TASK = Track down the lines that contain "JSON" and copy them.
# # # #
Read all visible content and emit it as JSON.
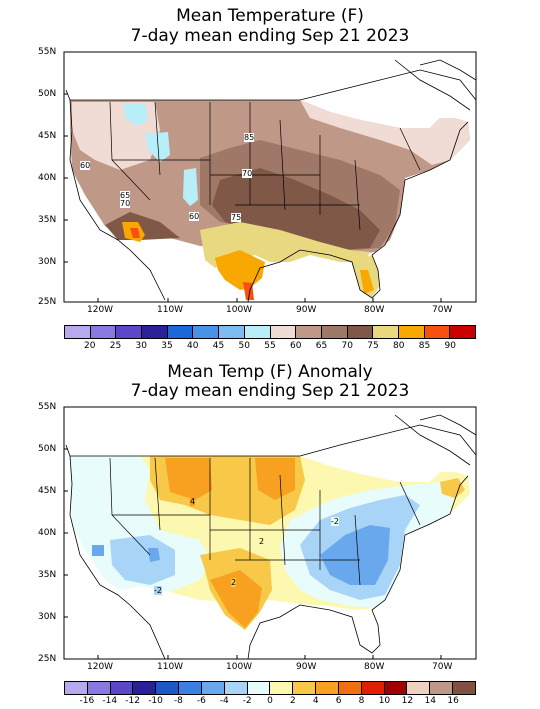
{
  "top": {
    "title_line1": "Mean Temperature (F)",
    "title_line2": "7-day mean ending Sep 21 2023",
    "lat_labels": [
      "55N",
      "50N",
      "45N",
      "40N",
      "35N",
      "30N",
      "25N"
    ],
    "lon_labels": [
      "120W",
      "110W",
      "100W",
      "90W",
      "80W",
      "70W"
    ],
    "colorbar": {
      "colors": [
        "#b8a8ee",
        "#8a78e0",
        "#5a48c8",
        "#2a2098",
        "#1c68d8",
        "#4892e8",
        "#7cbcf0",
        "#b8eef8",
        "#f0dcd4",
        "#c09888",
        "#a07868",
        "#805848",
        "#e8d880",
        "#f8a800",
        "#f85010",
        "#c80000"
      ],
      "labels": [
        "20",
        "25",
        "30",
        "35",
        "40",
        "45",
        "50",
        "55",
        "60",
        "65",
        "70",
        "75",
        "80",
        "85",
        "90"
      ]
    },
    "contour_labels": [
      "85",
      "60",
      "70",
      "65",
      "70",
      "60",
      "75"
    ]
  },
  "bottom": {
    "title_line1": "Mean Temp (F) Anomaly",
    "title_line2": "7-day mean ending Sep 21 2023",
    "lat_labels": [
      "55N",
      "50N",
      "45N",
      "40N",
      "35N",
      "30N",
      "25N"
    ],
    "lon_labels": [
      "120W",
      "110W",
      "100W",
      "90W",
      "80W",
      "70W"
    ],
    "colorbar": {
      "colors": [
        "#b8a8ee",
        "#8a78e0",
        "#5a48c8",
        "#2a2098",
        "#1c58c8",
        "#3a80e0",
        "#6aa8ee",
        "#a8d4f8",
        "#e8fcfc",
        "#fcf8b0",
        "#f8c848",
        "#f8a020",
        "#f07010",
        "#e02000",
        "#a00000",
        "#f0d0c0",
        "#c09888",
        "#805040"
      ],
      "labels": [
        "-16",
        "-14",
        "-12",
        "-10",
        "-8",
        "-6",
        "-4",
        "-2",
        "0",
        "2",
        "4",
        "6",
        "8",
        "10",
        "12",
        "14",
        "16"
      ]
    },
    "contour_labels": [
      "4",
      "2",
      "-2",
      "2",
      "-2"
    ]
  }
}
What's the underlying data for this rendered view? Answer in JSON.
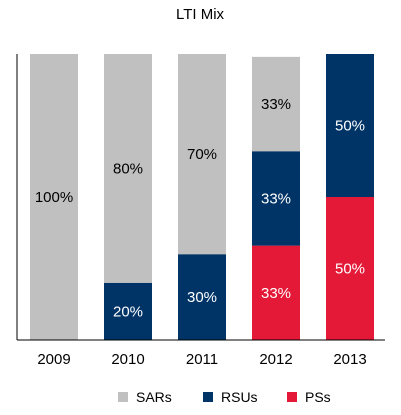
{
  "chart_data": {
    "type": "bar",
    "stacked": true,
    "percent_stacked": true,
    "title": "LTI Mix",
    "xlabel": "",
    "ylabel": "",
    "ylim": [
      0,
      100
    ],
    "grid": false,
    "legend_position": "bottom",
    "categories": [
      "2009",
      "2010",
      "2011",
      "2012",
      "2013"
    ],
    "series": [
      {
        "name": "PSs",
        "color": "#e31937",
        "values": [
          0,
          0,
          0,
          33,
          50
        ],
        "labels": [
          "",
          "",
          "",
          "33%",
          "50%"
        ],
        "label_color": "#ffffff"
      },
      {
        "name": "RSUs",
        "color": "#003366",
        "values": [
          0,
          20,
          30,
          33,
          50
        ],
        "labels": [
          "",
          "20%",
          "30%",
          "33%",
          "50%"
        ],
        "label_color": "#ffffff"
      },
      {
        "name": "SARs",
        "color": "#c0c0c0",
        "values": [
          100,
          80,
          70,
          33,
          0
        ],
        "labels": [
          "100%",
          "80%",
          "70%",
          "33%",
          ""
        ],
        "label_color": "#000000"
      }
    ],
    "legend_order": [
      "SARs",
      "RSUs",
      "PSs"
    ]
  }
}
# # # #
SOLVED EXERCISE =
Read all visible content and emit it as JSON.
What's the underlying data for this rendered view? Answer in JSON.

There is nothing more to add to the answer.